▶

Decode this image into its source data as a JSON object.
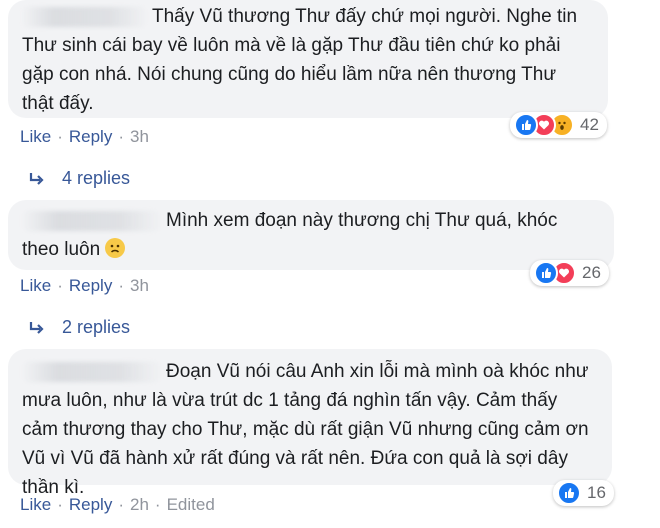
{
  "comments": [
    {
      "text": "Thấy Vũ thương Thư đấy chứ mọi người. Nghe tin Thư sinh cái bay về luôn mà về là gặp Thư đầu tiên chứ ko phải gặp con nhá. Nói chung cũng do hiểu lầm nữa nên thương Thư thật đấy.",
      "reaction_count": "42",
      "reactions": [
        "like-icon",
        "love-icon",
        "wow-icon"
      ],
      "like_label": "Like",
      "reply_label": "Reply",
      "time": "3h",
      "replies_label": "4 replies"
    },
    {
      "text": "Mình xem đoạn này thương chị Thư quá, khóc theo luôn",
      "reaction_count": "26",
      "reactions": [
        "like-icon",
        "love-icon"
      ],
      "like_label": "Like",
      "reply_label": "Reply",
      "time": "3h",
      "replies_label": "2 replies"
    },
    {
      "text": "Đoạn Vũ nói câu Anh xin lỗi mà mình oà khóc như mưa luôn, như là vừa trút dc 1 tảng đá nghìn tấn vậy. Cảm thấy cảm thương thay cho Thư, mặc dù rất giận Vũ nhưng cũng cảm ơn Vũ vì Vũ đã hành xử rất đúng và rất nên. Đứa con quả là sợi dây thần kì.",
      "reaction_count": "16",
      "reactions": [
        "like-icon"
      ],
      "like_label": "Like",
      "reply_label": "Reply",
      "time": "2h",
      "edited_label": "Edited"
    }
  ],
  "colors": {
    "bubble": "#f2f3f5",
    "link": "#385898",
    "muted": "#90949c",
    "like": "#1877f2",
    "love": "#f33e58",
    "wow": "#f7b125"
  }
}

◀

# WORK REQUIRED:
Keep the pictures out of the copy and write out the data exactly as it stands.

# EXERCISE RESULT:
Decode this image into its source data as a JSON object.
{
  "comments": [
    {
      "text": "Thấy Vũ thương Thư đấy chứ mọi người. Nghe tin Thư sinh cái bay về luôn mà về là gặp Thư đầu tiên chứ ko phải gặp con nhá. Nói chung cũng do hiểu lầm nữa nên thương Thư thật đấy.",
      "reaction_count": "42",
      "reactions": [
        "like-icon",
        "love-icon",
        "wow-icon"
      ],
      "like_label": "Like",
      "reply_label": "Reply",
      "time": "3h",
      "replies_label": "4 replies"
    },
    {
      "text": "Mình xem đoạn này thương chị Thư quá, khóc theo luôn",
      "reaction_count": "26",
      "reactions": [
        "like-icon",
        "love-icon"
      ],
      "like_label": "Like",
      "reply_label": "Reply",
      "time": "3h",
      "replies_label": "2 replies"
    },
    {
      "text": "Đoạn Vũ nói câu Anh xin lỗi mà mình oà khóc như mưa luôn, như là vừa trút dc 1 tảng đá nghìn tấn vậy. Cảm thấy cảm thương thay cho Thư, mặc dù rất giận Vũ nhưng cũng cảm ơn Vũ vì Vũ đã hành xử rất đúng và rất nên. Đứa con quả là sợi dây thần kì.",
      "reaction_count": "16",
      "reactions": [
        "like-icon"
      ],
      "like_label": "Like",
      "reply_label": "Reply",
      "time": "2h",
      "edited_label": "Edited"
    }
  ],
  "colors": {
    "bubble": "#f2f3f5",
    "link": "#385898",
    "muted": "#90949c",
    "like": "#1877f2",
    "love": "#f33e58",
    "wow": "#f7b125"
  }
}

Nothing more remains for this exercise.